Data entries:
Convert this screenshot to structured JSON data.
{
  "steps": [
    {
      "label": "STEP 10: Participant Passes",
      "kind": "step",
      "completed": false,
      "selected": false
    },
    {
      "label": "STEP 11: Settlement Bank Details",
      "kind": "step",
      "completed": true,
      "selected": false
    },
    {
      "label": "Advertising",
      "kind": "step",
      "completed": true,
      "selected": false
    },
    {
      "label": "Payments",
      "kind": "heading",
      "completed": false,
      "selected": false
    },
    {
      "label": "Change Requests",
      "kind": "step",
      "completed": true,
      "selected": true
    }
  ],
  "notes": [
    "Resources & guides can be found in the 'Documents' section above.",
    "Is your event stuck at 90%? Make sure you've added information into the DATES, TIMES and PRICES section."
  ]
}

...

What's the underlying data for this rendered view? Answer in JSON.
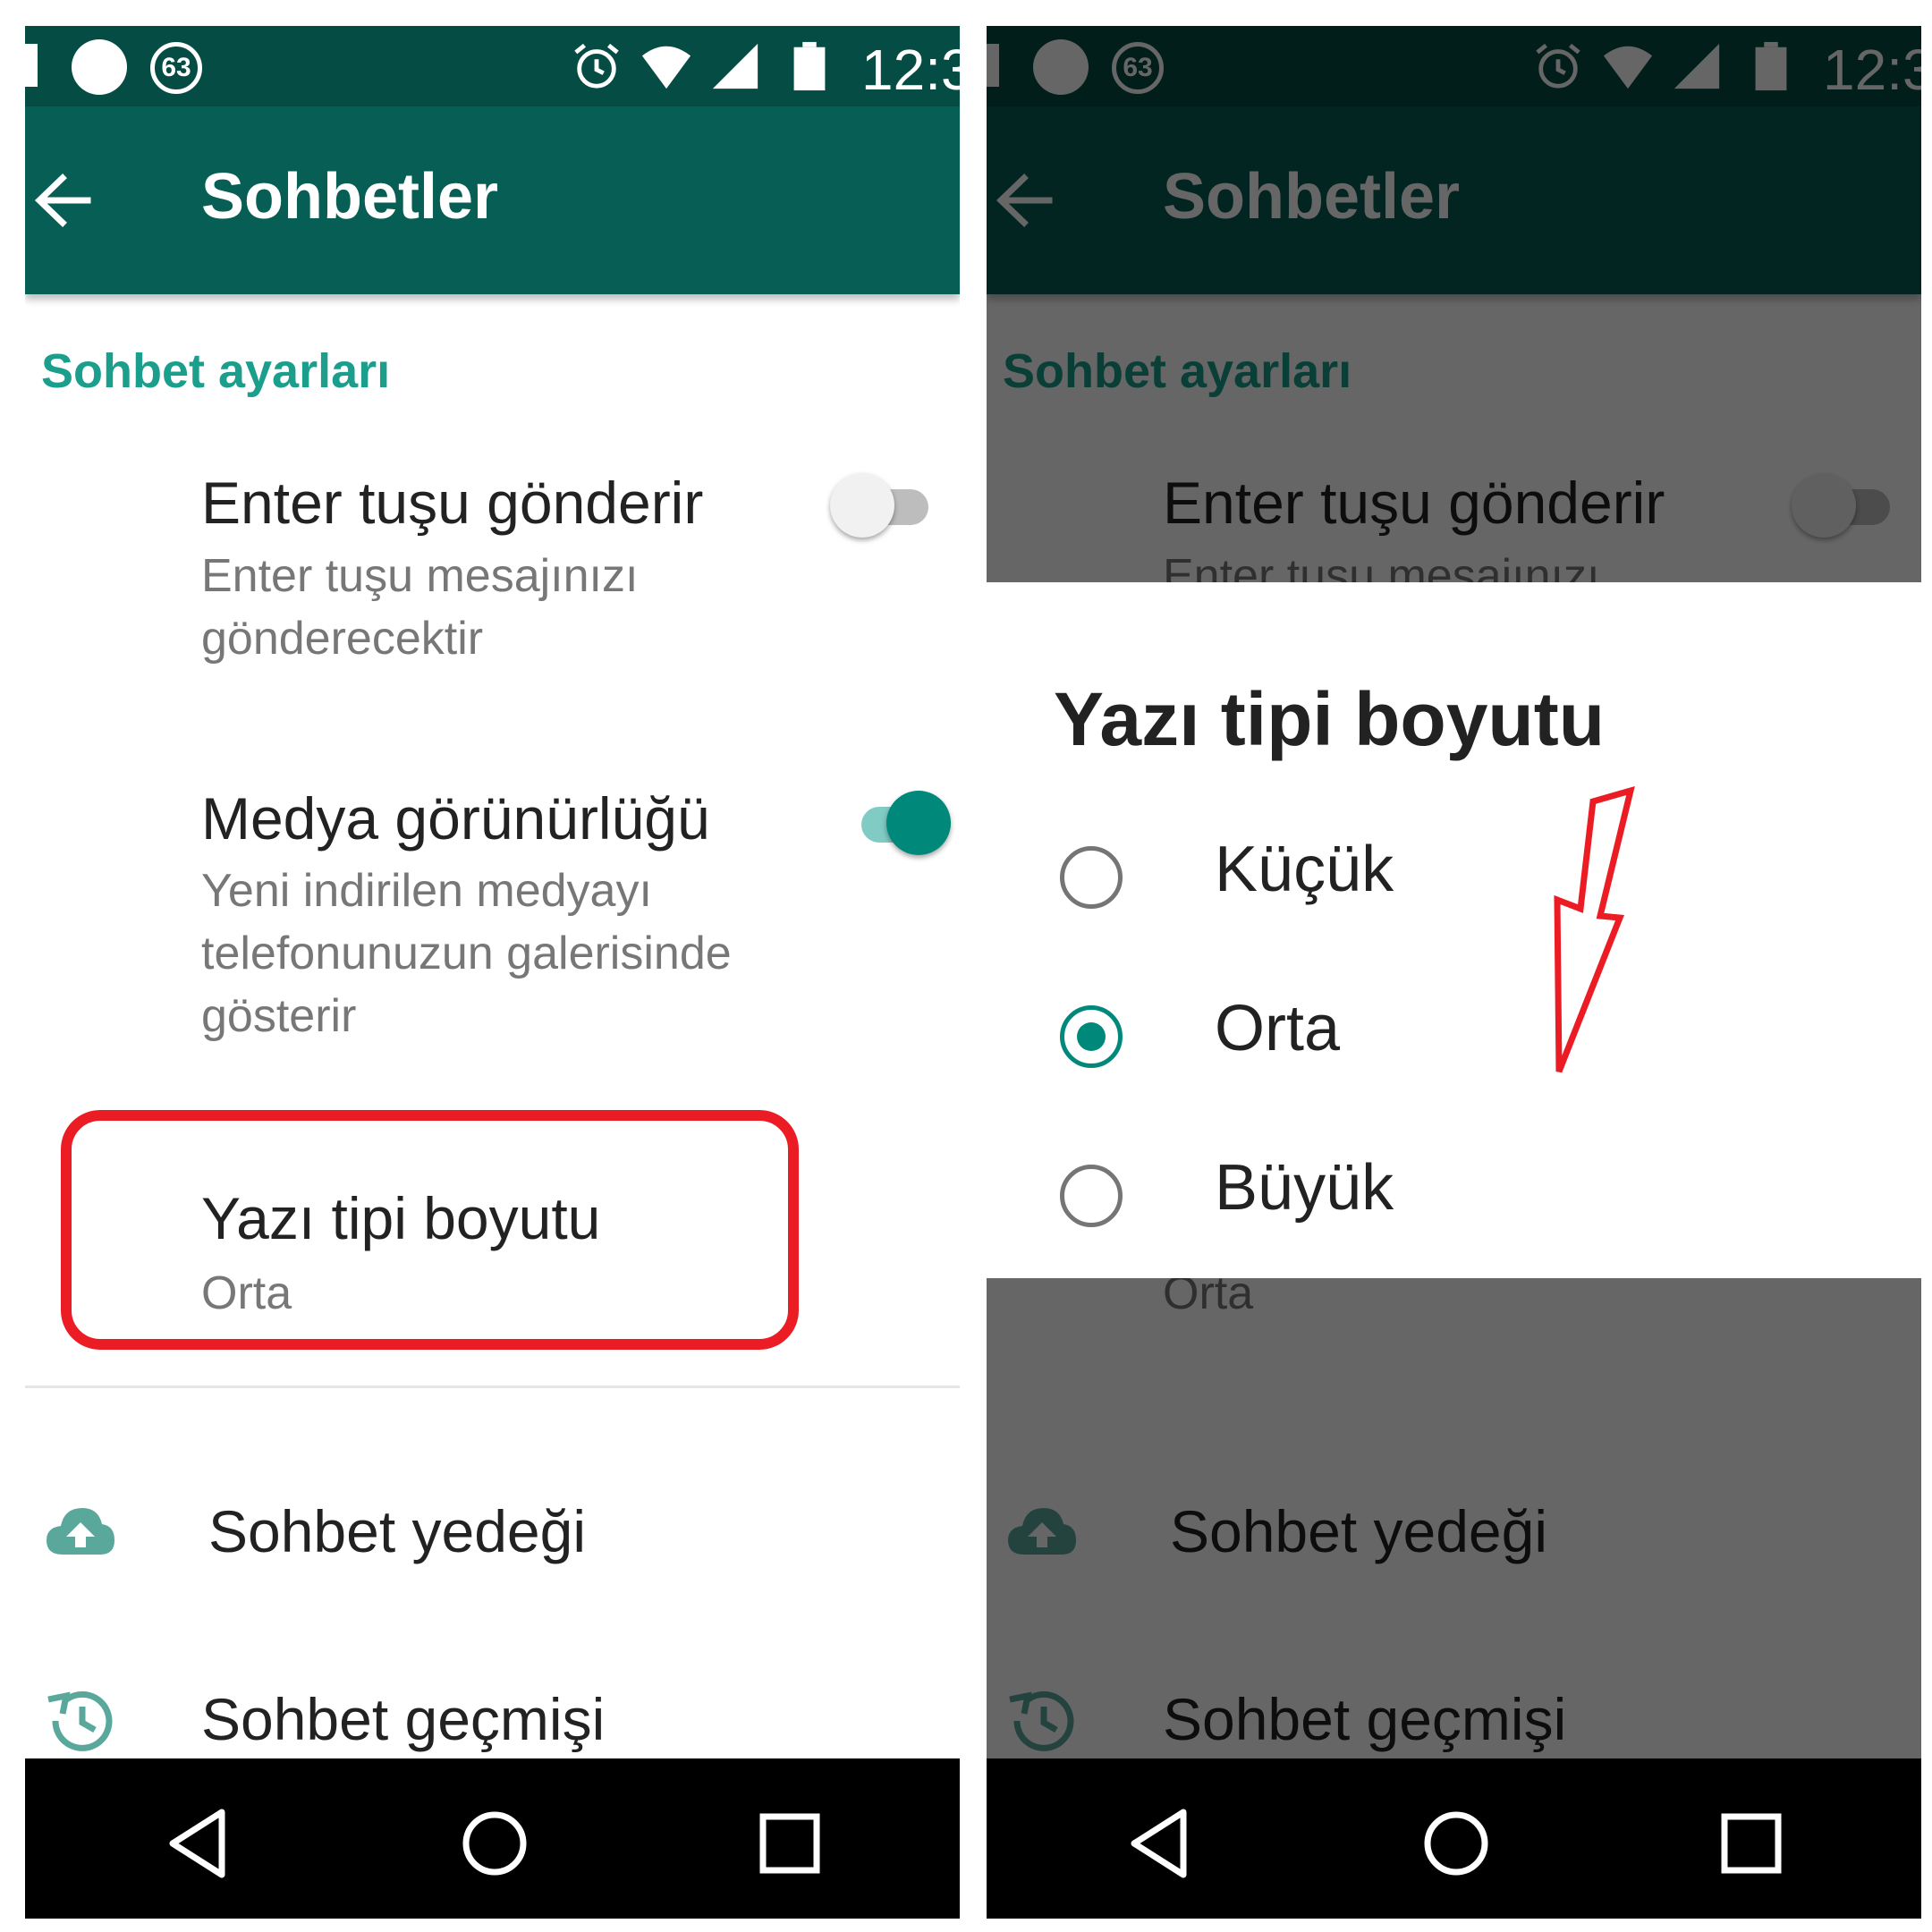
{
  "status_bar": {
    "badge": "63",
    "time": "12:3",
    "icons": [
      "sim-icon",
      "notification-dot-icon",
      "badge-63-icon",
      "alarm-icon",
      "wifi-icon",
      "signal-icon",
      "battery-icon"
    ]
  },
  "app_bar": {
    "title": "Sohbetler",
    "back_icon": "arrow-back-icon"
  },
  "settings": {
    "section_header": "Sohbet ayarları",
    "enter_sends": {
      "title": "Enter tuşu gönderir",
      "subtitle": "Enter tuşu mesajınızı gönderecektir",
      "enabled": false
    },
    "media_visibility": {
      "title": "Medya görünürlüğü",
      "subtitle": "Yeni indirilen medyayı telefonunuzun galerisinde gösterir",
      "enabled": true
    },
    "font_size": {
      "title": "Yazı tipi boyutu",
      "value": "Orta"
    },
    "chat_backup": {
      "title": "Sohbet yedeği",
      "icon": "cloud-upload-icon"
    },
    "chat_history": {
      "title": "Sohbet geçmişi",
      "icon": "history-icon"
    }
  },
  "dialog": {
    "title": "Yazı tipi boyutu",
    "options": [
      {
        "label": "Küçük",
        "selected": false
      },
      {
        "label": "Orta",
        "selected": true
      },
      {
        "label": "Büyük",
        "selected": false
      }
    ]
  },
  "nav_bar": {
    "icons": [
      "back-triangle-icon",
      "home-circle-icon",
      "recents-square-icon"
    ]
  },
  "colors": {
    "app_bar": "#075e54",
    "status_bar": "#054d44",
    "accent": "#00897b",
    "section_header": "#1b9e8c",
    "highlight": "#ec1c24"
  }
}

==

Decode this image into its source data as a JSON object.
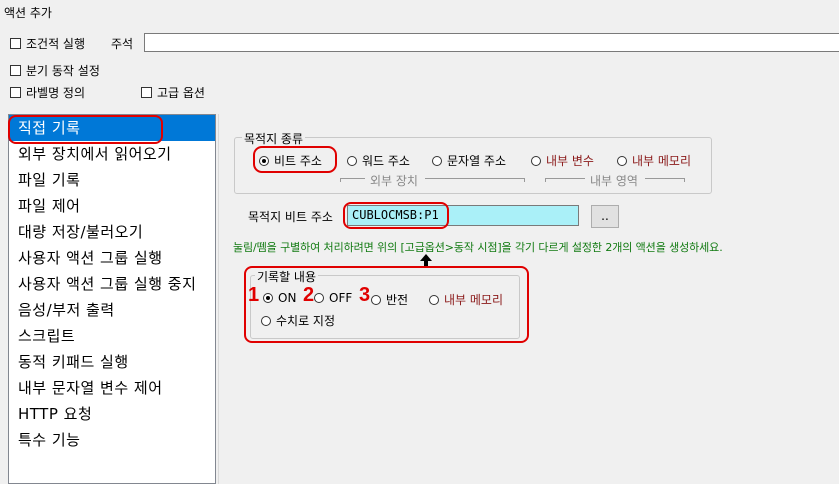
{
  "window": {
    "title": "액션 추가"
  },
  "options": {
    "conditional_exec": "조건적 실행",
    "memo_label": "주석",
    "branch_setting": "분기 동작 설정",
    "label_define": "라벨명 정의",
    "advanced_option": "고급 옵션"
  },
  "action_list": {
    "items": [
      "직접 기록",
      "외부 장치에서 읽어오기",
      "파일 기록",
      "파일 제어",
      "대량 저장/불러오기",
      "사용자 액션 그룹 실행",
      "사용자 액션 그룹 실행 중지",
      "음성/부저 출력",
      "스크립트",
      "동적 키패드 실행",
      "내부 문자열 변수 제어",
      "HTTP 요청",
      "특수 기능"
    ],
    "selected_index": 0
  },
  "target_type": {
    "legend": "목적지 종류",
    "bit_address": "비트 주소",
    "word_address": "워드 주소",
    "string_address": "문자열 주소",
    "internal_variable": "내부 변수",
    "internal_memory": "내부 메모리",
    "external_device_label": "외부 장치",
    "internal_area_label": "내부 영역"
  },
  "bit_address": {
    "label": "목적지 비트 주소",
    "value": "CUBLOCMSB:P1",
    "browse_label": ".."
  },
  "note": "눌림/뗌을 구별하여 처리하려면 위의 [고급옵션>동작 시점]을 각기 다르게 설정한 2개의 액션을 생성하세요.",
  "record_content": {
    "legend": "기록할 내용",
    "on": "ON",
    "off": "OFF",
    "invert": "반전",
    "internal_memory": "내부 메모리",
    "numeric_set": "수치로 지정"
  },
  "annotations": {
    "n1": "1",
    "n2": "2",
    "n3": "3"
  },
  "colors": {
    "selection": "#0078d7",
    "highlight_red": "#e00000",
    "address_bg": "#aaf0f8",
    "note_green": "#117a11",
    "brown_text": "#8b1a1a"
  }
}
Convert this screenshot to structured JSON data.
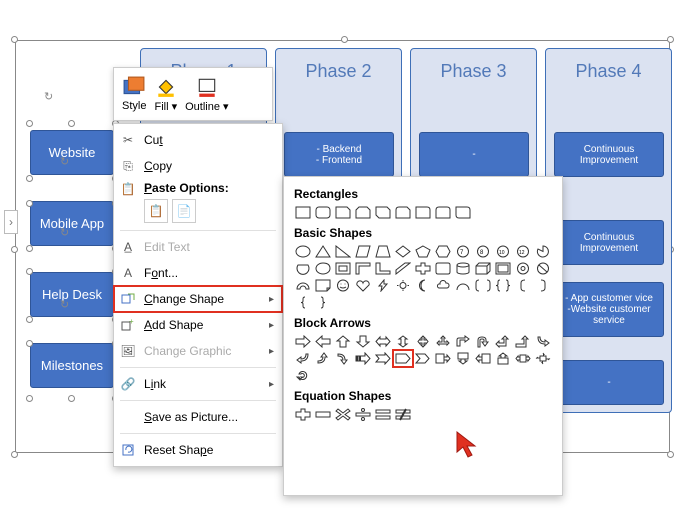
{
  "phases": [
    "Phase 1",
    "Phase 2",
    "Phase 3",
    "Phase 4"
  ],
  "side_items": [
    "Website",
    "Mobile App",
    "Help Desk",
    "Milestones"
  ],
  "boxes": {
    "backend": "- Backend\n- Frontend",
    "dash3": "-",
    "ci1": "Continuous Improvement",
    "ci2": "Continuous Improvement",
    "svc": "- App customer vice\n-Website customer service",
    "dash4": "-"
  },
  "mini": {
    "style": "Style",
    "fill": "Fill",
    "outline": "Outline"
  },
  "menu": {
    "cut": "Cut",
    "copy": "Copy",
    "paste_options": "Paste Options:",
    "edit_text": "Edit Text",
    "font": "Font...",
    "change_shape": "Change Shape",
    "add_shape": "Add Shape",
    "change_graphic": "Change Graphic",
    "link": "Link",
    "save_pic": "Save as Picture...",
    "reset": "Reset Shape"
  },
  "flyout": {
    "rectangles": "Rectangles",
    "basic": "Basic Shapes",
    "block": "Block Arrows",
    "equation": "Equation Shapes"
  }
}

● Given exercise
Select and copy every line of the listing with the word "into".

● Solution for this task
    "Is your event stuck at 90%? Make sure you've added information into the DATES, TIMES and PRICES section."
Decode this image into its source data as a JSON object.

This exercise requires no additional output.